▶ _AIM OF THE TASK_: Lines containing the word "value" should be extracted in full.

▶ _INPUT MATERIAL_:
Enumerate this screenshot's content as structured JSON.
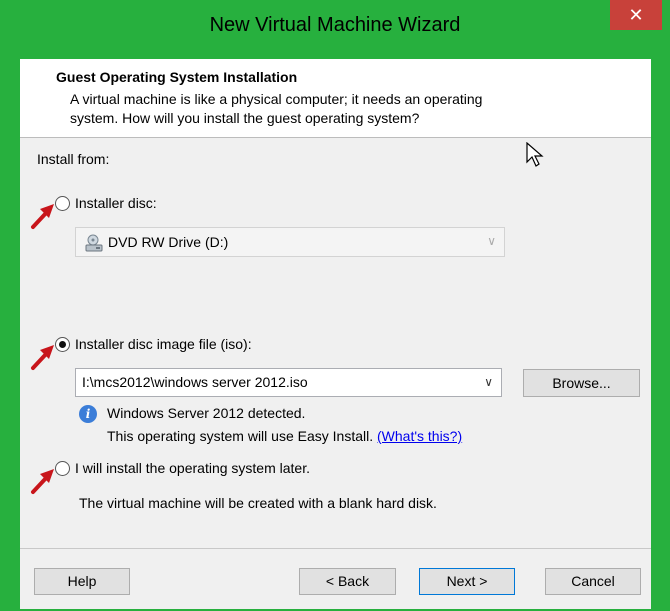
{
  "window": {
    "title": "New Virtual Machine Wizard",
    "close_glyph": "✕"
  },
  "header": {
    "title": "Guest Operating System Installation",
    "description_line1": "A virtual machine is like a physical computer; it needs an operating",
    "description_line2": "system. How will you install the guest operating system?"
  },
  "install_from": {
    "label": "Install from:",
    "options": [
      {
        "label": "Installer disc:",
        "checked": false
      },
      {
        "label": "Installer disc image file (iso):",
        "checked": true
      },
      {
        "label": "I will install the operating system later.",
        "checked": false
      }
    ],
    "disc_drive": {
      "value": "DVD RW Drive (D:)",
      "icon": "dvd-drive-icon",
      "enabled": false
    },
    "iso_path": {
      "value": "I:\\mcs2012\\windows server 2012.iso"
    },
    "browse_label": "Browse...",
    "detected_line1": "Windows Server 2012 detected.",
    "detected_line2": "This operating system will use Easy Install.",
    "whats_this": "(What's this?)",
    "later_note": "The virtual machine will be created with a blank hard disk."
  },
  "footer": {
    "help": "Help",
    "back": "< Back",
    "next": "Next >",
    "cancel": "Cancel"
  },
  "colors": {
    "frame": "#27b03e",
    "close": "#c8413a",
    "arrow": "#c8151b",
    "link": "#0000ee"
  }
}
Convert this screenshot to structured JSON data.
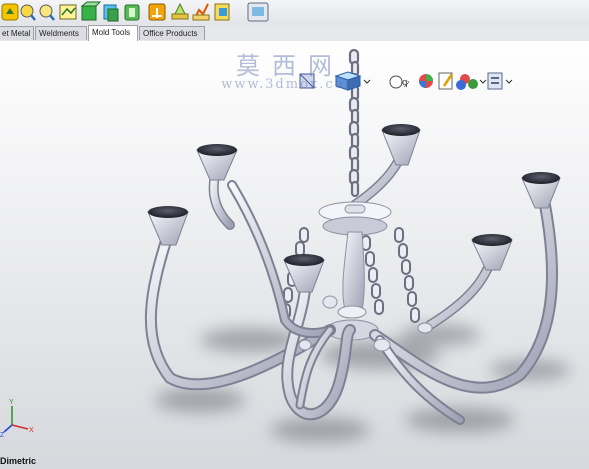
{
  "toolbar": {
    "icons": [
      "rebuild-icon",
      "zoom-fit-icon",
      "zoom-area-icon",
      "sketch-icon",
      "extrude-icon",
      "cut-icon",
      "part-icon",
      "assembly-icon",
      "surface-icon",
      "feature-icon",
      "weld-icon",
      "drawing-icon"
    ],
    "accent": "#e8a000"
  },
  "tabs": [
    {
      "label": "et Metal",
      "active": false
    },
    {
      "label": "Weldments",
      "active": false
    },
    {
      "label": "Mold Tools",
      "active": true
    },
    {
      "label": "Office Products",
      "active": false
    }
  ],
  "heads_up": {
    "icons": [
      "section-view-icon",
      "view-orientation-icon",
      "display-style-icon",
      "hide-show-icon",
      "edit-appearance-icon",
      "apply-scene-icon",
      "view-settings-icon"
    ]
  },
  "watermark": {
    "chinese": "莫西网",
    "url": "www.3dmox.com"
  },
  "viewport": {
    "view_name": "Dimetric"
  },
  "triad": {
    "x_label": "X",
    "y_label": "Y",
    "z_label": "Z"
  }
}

▶ _FULL OUTPUT_:
      "value": "DVD RW Drive (D:)",
      "value": "I:\\mcs2012\\windows server 2012.iso"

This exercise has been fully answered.